[Task statement] With the pictures omitted, write out the entries that follow exactly as they stand.

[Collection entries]

- - - - - - -

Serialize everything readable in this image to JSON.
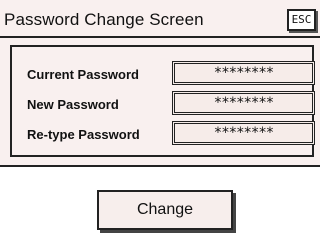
{
  "header": {
    "title": "Password Change Screen",
    "esc_label": "ESC"
  },
  "form": {
    "fields": [
      {
        "label": "Current Password",
        "value": "********"
      },
      {
        "label": "New Password",
        "value": "********"
      },
      {
        "label": "Re-type Password",
        "value": "********"
      }
    ]
  },
  "actions": {
    "change_label": "Change"
  },
  "colors": {
    "background": "#f9f0ef",
    "border": "#222222"
  }
}
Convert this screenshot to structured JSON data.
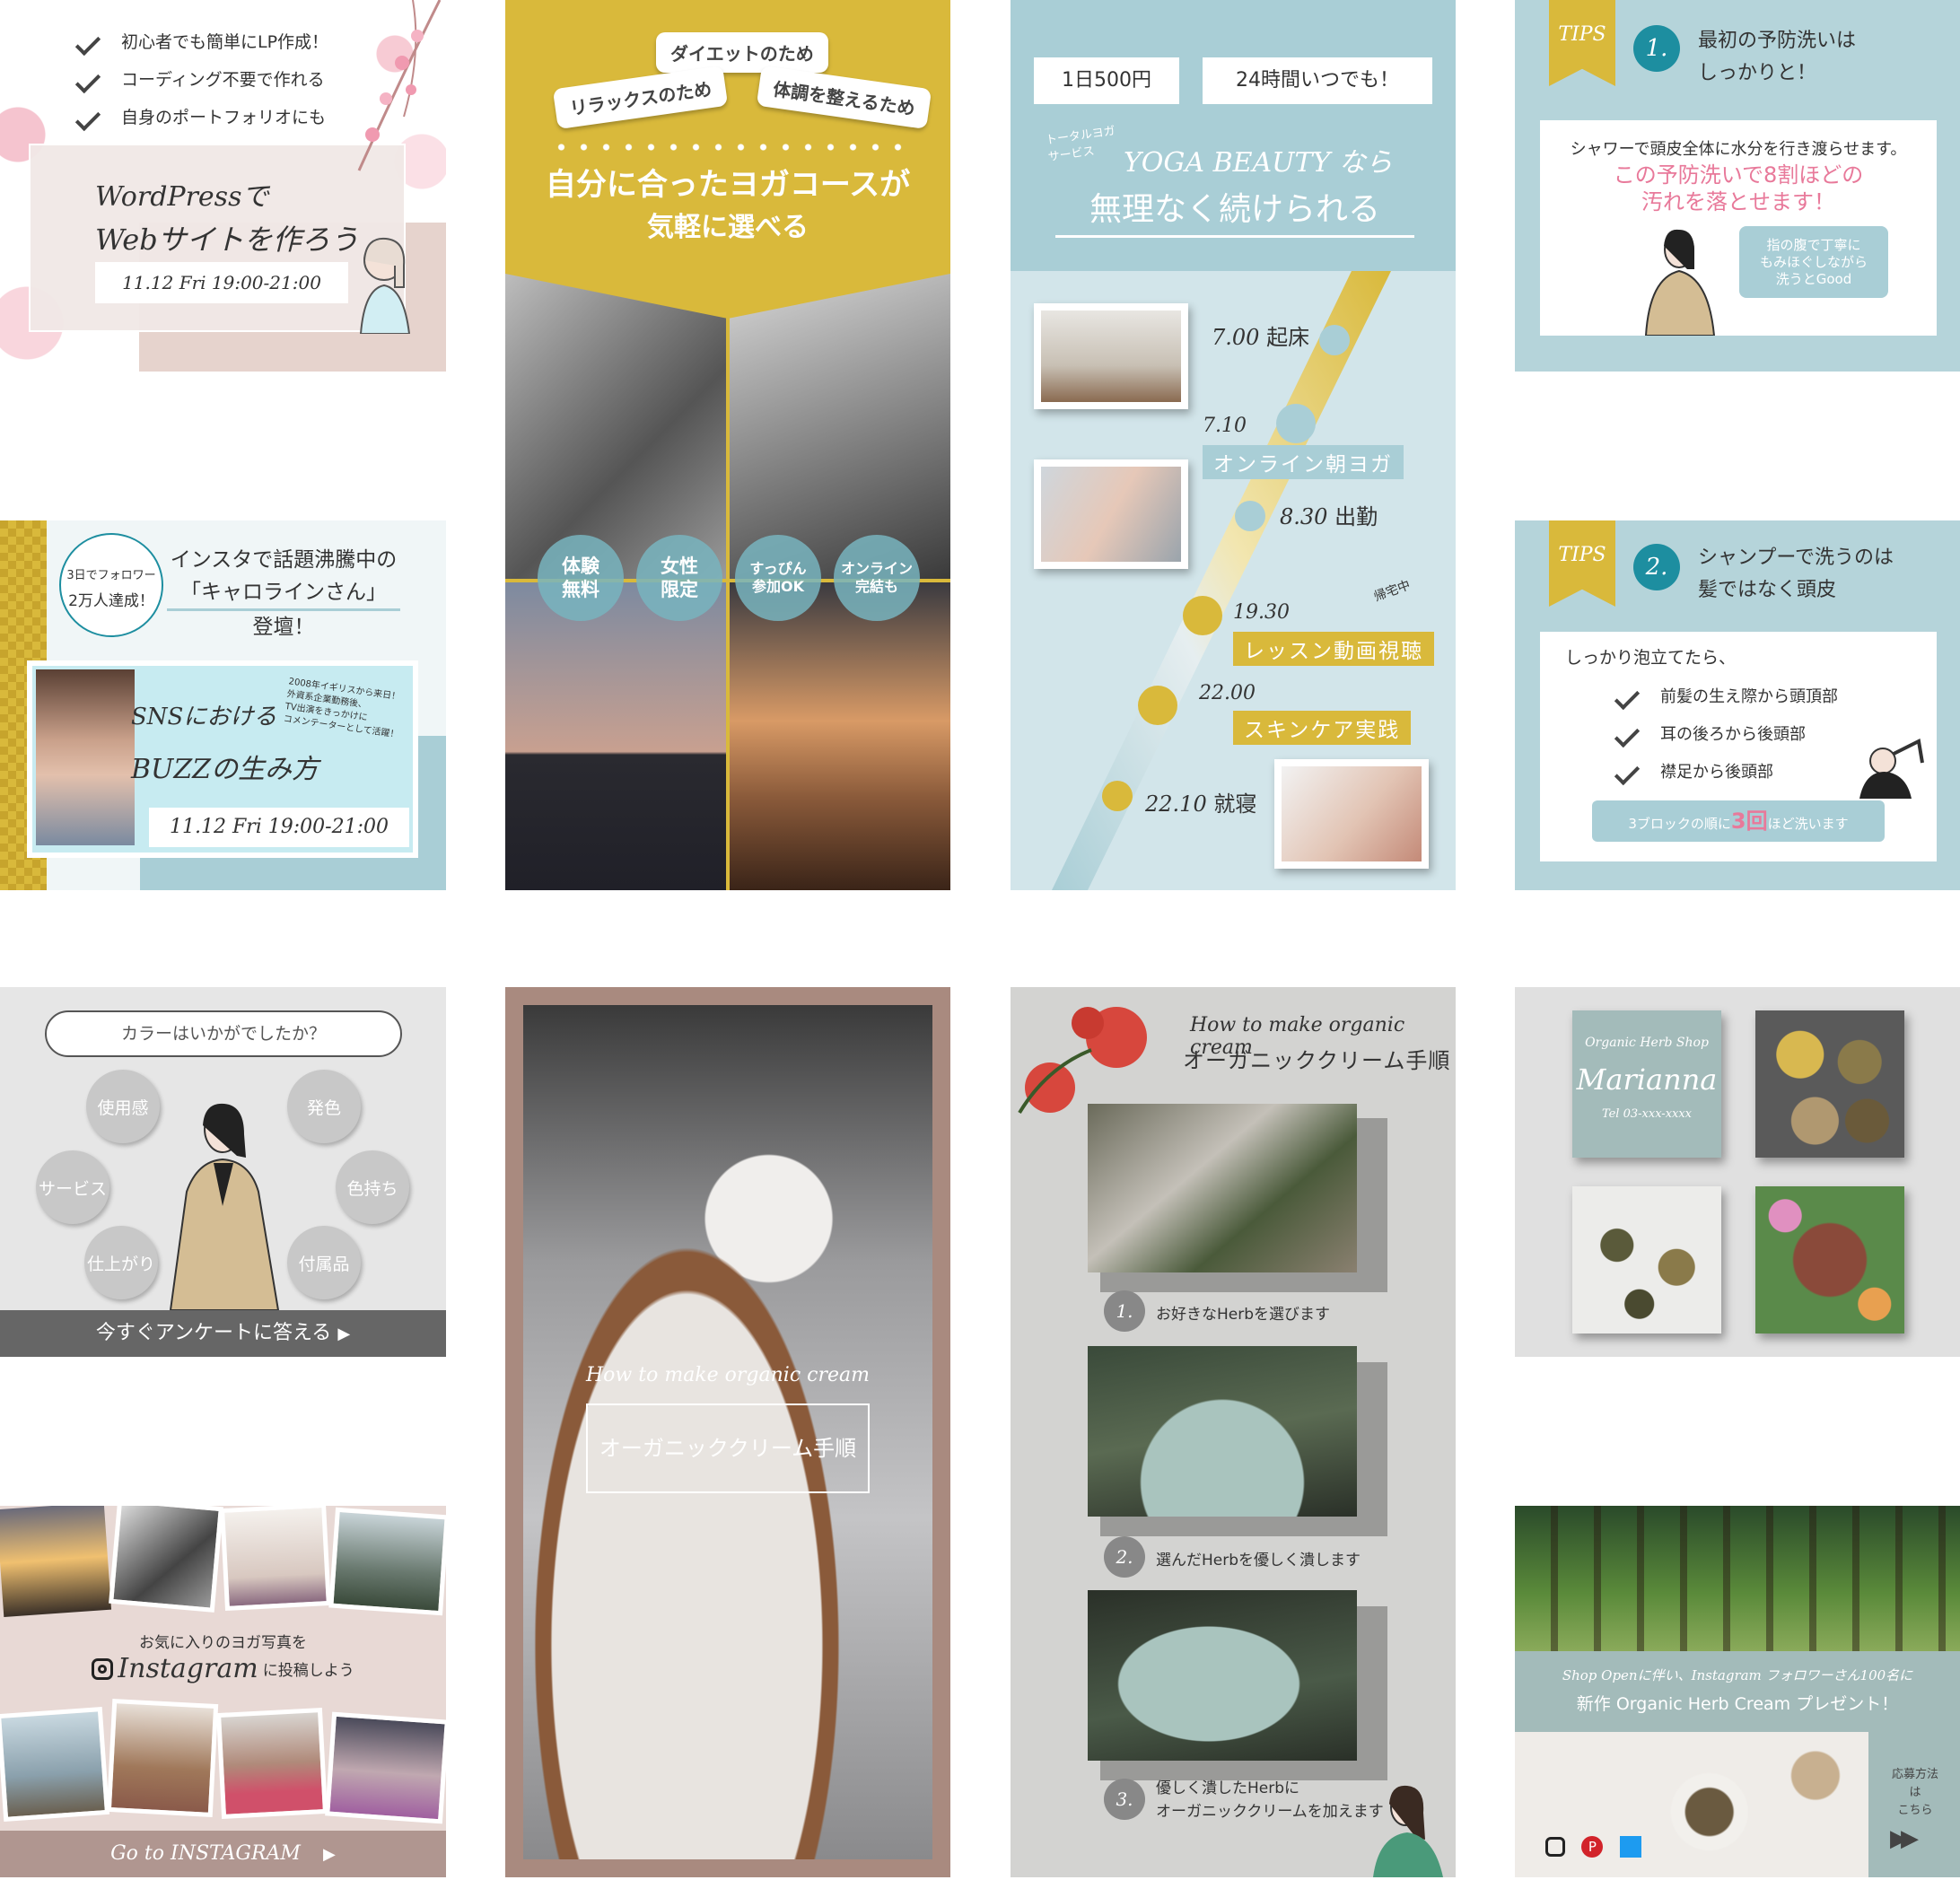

- - - - - - -

[Solution to the problem]
Serialize everything readable in this image to JSON.
{
  "header": {
    "title": "Password Change Screen",
    "esc_label": "ESC"
  },
  "form": {
    "fields": [
      {
        "label": "Current Password",
        "value": "********"
      },
      {
        "label": "New Password",
        "value": "********"
      },
      {
        "label": "Re-type Password",
        "value": "********"
      }
    ]
  },
  "actions": {
    "change_label": "Change"
  },
  "colors": {
    "background": "#f9f0ef",
    "border": "#222222"
  }
}
Convert this screenshot to structured JSON data.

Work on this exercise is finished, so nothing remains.